* Set task
Where a line in the listing below contains the word "text", copy that line.

Stored data:
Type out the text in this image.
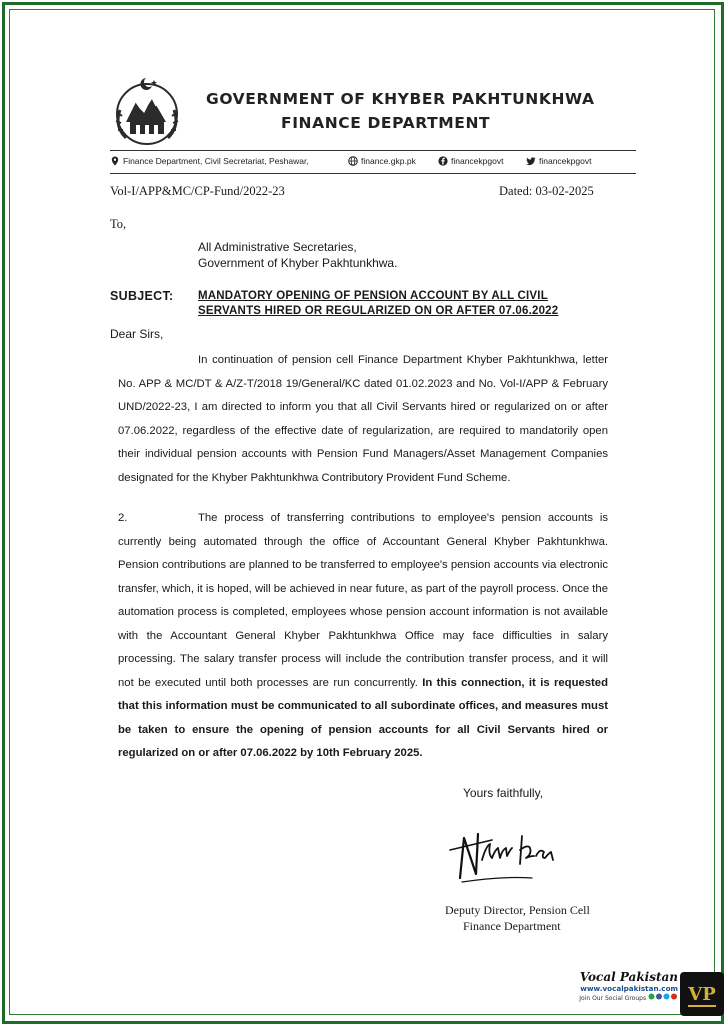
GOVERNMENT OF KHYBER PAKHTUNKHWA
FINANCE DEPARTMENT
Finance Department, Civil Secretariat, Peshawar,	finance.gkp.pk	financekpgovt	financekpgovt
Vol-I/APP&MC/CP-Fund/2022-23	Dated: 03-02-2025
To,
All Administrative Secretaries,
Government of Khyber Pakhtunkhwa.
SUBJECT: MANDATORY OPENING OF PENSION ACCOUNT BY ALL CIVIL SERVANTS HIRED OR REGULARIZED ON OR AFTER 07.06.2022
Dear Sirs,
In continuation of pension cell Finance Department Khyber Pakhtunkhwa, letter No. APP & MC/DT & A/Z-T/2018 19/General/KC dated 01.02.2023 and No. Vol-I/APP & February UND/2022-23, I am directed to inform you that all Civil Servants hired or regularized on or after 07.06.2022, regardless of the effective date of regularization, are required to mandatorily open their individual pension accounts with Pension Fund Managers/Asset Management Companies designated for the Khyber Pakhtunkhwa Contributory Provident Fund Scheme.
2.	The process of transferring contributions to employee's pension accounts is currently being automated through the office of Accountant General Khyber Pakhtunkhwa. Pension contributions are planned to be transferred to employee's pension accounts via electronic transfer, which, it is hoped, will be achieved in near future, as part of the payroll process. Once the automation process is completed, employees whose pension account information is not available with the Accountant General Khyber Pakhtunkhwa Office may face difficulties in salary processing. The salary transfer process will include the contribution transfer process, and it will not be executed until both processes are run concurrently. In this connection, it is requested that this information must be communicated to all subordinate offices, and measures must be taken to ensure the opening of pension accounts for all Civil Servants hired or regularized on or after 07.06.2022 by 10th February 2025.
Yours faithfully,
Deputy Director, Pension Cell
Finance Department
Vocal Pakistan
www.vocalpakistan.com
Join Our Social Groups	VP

* * *

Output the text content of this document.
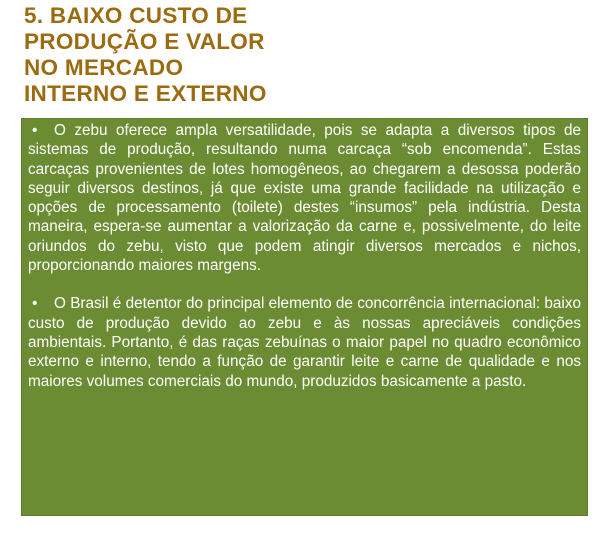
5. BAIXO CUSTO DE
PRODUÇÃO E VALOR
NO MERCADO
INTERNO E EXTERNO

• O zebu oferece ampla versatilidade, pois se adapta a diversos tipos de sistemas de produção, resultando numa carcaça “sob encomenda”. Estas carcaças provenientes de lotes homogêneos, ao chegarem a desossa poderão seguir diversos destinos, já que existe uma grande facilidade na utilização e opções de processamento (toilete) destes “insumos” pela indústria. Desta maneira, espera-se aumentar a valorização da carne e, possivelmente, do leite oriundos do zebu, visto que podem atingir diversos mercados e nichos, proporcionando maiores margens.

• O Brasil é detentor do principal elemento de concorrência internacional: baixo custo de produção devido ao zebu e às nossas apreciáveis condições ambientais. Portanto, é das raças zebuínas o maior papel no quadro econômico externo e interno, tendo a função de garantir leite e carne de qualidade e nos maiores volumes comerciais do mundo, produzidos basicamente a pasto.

* Result of the exercise
Type out the text in this image.
Output the text content of this document.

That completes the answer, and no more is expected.